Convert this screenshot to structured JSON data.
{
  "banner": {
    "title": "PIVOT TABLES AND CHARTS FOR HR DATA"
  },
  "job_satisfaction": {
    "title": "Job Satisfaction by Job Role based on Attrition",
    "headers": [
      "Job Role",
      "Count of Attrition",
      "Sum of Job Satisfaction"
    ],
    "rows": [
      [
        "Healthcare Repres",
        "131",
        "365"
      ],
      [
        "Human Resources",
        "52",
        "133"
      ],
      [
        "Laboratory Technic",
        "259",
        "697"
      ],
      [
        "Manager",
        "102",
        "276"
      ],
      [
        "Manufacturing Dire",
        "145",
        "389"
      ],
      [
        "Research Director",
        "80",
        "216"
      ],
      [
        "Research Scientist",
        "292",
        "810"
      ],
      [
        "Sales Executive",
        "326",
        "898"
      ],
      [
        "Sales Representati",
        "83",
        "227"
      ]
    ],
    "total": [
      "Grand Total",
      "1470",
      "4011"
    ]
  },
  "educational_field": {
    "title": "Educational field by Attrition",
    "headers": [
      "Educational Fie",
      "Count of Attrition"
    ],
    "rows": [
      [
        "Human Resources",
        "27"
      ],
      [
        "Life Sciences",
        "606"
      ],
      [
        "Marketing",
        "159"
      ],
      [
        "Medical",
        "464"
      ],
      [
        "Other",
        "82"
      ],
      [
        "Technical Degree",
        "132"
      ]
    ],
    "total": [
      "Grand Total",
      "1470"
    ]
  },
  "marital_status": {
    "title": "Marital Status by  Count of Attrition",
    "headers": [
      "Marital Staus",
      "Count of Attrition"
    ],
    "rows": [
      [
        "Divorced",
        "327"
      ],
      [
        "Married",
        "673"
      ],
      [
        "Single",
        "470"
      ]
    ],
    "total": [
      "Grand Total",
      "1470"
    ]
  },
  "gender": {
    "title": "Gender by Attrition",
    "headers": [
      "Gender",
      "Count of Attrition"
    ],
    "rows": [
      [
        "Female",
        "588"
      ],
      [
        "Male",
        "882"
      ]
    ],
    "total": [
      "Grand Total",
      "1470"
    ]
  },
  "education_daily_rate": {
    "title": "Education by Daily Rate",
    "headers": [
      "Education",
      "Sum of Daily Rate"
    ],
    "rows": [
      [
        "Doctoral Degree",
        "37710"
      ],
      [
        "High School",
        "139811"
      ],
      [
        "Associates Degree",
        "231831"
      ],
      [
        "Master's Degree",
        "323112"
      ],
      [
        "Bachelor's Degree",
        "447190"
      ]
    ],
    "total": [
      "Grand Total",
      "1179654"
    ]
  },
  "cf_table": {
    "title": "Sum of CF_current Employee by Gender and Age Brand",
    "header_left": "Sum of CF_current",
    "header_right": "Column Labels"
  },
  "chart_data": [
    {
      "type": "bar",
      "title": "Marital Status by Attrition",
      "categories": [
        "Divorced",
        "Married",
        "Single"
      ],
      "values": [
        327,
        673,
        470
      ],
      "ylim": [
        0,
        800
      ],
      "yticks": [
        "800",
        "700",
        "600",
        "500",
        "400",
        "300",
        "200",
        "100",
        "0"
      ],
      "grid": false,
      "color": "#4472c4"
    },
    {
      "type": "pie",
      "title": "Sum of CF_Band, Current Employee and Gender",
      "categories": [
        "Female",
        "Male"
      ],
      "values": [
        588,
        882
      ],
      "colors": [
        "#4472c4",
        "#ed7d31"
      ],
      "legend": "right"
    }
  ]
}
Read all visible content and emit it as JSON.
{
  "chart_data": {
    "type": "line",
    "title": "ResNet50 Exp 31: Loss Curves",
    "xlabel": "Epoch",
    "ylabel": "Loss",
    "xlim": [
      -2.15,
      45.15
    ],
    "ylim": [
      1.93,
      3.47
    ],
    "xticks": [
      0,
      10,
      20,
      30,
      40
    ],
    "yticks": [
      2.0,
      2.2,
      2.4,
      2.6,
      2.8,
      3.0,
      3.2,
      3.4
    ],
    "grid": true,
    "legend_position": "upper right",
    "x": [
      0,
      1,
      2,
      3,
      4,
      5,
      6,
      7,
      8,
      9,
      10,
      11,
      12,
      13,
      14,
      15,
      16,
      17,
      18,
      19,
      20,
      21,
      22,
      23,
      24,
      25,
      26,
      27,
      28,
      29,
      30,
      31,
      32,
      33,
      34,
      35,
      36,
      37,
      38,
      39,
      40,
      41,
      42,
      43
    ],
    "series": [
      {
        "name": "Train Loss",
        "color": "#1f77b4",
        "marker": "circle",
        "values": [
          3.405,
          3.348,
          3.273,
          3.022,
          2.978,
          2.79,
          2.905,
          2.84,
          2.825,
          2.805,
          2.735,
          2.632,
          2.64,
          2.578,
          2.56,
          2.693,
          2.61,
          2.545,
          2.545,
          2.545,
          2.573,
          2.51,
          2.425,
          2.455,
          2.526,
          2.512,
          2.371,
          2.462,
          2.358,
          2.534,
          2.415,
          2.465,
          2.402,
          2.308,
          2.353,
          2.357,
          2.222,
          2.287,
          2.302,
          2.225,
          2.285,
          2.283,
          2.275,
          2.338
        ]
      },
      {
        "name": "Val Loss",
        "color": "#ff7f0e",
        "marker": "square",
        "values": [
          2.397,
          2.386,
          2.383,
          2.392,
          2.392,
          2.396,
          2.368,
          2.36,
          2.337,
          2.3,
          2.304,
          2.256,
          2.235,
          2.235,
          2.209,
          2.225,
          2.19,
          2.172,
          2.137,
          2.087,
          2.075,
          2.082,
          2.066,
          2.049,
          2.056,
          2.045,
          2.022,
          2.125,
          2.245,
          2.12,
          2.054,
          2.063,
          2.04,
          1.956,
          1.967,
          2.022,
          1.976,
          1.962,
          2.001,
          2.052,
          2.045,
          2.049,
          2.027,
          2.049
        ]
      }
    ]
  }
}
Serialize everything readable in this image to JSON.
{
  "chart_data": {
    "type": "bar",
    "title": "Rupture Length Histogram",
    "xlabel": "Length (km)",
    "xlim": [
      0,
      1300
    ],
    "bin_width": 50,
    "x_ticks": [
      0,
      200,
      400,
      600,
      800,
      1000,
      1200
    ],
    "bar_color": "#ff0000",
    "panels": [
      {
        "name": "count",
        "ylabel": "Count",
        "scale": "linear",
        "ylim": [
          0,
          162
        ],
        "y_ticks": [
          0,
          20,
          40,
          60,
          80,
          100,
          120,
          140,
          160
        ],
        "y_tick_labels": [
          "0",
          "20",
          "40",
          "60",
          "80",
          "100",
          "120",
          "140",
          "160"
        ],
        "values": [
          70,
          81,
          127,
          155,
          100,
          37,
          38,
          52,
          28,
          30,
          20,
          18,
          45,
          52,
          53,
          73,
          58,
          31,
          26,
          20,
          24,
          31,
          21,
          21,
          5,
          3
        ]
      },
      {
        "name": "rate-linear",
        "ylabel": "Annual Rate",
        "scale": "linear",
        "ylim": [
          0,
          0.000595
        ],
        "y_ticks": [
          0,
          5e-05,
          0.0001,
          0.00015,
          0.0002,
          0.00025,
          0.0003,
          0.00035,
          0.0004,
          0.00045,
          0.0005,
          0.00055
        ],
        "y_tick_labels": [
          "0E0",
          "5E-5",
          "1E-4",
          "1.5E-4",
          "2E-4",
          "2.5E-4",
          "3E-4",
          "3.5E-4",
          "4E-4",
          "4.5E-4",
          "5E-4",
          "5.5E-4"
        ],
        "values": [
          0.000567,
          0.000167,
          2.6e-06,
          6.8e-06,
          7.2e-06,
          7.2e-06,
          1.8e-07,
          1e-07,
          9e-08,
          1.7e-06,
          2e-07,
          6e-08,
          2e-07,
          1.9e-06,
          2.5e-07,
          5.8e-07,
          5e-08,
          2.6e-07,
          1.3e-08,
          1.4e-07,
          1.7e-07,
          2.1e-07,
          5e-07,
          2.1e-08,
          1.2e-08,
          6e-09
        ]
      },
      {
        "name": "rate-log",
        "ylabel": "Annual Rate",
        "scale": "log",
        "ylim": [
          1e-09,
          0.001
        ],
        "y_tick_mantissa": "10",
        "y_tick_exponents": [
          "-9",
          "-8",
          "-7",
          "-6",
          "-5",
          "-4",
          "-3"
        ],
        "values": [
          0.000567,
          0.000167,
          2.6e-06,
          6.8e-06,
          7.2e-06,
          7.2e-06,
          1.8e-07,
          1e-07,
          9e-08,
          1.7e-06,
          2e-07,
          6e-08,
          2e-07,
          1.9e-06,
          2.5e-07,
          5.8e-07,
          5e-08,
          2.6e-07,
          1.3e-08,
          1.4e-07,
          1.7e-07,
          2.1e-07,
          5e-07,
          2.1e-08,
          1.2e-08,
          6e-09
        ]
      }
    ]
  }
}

→ WRITTEN PROBLEM: Spot every line that holds "this" and copy it.

→ ANSWER:
Convert this screenshot to structured JSON data.
Serialize everything readable in this image to JSON.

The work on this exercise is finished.